▶ WRITTEN PROBLEM: Make an exact copy of all the data.

╭─ STORED ROWS

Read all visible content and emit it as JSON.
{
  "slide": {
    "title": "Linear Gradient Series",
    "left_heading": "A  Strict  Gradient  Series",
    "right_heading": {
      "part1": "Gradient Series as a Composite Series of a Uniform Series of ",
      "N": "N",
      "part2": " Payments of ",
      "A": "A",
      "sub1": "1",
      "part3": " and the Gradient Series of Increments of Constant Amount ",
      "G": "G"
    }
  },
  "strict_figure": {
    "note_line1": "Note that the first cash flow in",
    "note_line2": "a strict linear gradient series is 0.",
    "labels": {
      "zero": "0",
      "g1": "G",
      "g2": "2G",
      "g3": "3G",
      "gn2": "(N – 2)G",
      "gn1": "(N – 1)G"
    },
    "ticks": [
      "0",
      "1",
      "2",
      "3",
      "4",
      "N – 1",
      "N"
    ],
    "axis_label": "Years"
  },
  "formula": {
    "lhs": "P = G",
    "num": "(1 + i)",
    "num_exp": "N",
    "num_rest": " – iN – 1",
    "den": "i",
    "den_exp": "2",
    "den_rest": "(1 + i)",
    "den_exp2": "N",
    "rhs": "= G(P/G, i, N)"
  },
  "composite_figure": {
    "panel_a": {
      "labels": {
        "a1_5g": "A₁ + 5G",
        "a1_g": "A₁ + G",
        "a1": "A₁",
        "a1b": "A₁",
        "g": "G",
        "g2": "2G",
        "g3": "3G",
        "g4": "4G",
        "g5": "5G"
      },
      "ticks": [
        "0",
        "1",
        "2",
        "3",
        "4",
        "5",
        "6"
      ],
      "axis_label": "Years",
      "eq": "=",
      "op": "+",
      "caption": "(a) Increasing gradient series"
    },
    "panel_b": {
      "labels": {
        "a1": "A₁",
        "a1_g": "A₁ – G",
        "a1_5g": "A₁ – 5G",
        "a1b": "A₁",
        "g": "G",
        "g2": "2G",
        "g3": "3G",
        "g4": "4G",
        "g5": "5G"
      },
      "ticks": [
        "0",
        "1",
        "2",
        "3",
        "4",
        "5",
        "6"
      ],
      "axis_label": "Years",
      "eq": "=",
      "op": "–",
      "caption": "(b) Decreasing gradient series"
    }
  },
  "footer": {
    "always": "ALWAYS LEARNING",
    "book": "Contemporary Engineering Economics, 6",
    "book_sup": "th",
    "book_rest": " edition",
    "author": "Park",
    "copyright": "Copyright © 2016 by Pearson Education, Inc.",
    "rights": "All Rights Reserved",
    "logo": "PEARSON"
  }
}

╰─

▶ EXERCISE RESULT:
Read all visible content and emit it as JSON.
{
  "slide": {
    "title": "Linear Gradient Series",
    "left_heading": "A  Strict  Gradient  Series",
    "right_heading": {
      "part1": "Gradient Series as a Composite Series of a Uniform Series of ",
      "N": "N",
      "part2": " Payments of ",
      "A": "A",
      "sub1": "1",
      "part3": " and the Gradient Series of Increments of Constant Amount ",
      "G": "G"
    }
  },
  "strict_figure": {
    "note_line1": "Note that the first cash flow in",
    "note_line2": "a strict linear gradient series is 0.",
    "labels": {
      "zero": "0",
      "g1": "G",
      "g2": "2G",
      "g3": "3G",
      "gn2": "(N – 2)G",
      "gn1": "(N – 1)G"
    },
    "ticks": [
      "0",
      "1",
      "2",
      "3",
      "4",
      "N – 1",
      "N"
    ],
    "axis_label": "Years"
  },
  "formula": {
    "lhs": "P = G",
    "num": "(1 + i)",
    "num_exp": "N",
    "num_rest": " – iN – 1",
    "den": "i",
    "den_exp": "2",
    "den_rest": "(1 + i)",
    "den_exp2": "N",
    "rhs": "= G(P/G, i, N)"
  },
  "composite_figure": {
    "panel_a": {
      "labels": {
        "a1_5g": "A₁ + 5G",
        "a1_g": "A₁ + G",
        "a1": "A₁",
        "a1b": "A₁",
        "g": "G",
        "g2": "2G",
        "g3": "3G",
        "g4": "4G",
        "g5": "5G"
      },
      "ticks": [
        "0",
        "1",
        "2",
        "3",
        "4",
        "5",
        "6"
      ],
      "axis_label": "Years",
      "eq": "=",
      "op": "+",
      "caption": "(a) Increasing gradient series"
    },
    "panel_b": {
      "labels": {
        "a1": "A₁",
        "a1_g": "A₁ – G",
        "a1_5g": "A₁ – 5G",
        "a1b": "A₁",
        "g": "G",
        "g2": "2G",
        "g3": "3G",
        "g4": "4G",
        "g5": "5G"
      },
      "ticks": [
        "0",
        "1",
        "2",
        "3",
        "4",
        "5",
        "6"
      ],
      "axis_label": "Years",
      "eq": "=",
      "op": "–",
      "caption": "(b) Decreasing gradient series"
    }
  },
  "footer": {
    "always": "ALWAYS LEARNING",
    "book": "Contemporary Engineering Economics, 6",
    "book_sup": "th",
    "book_rest": " edition",
    "author": "Park",
    "copyright": "Copyright © 2016 by Pearson Education, Inc.",
    "rights": "All Rights Reserved",
    "logo": "PEARSON"
  }
}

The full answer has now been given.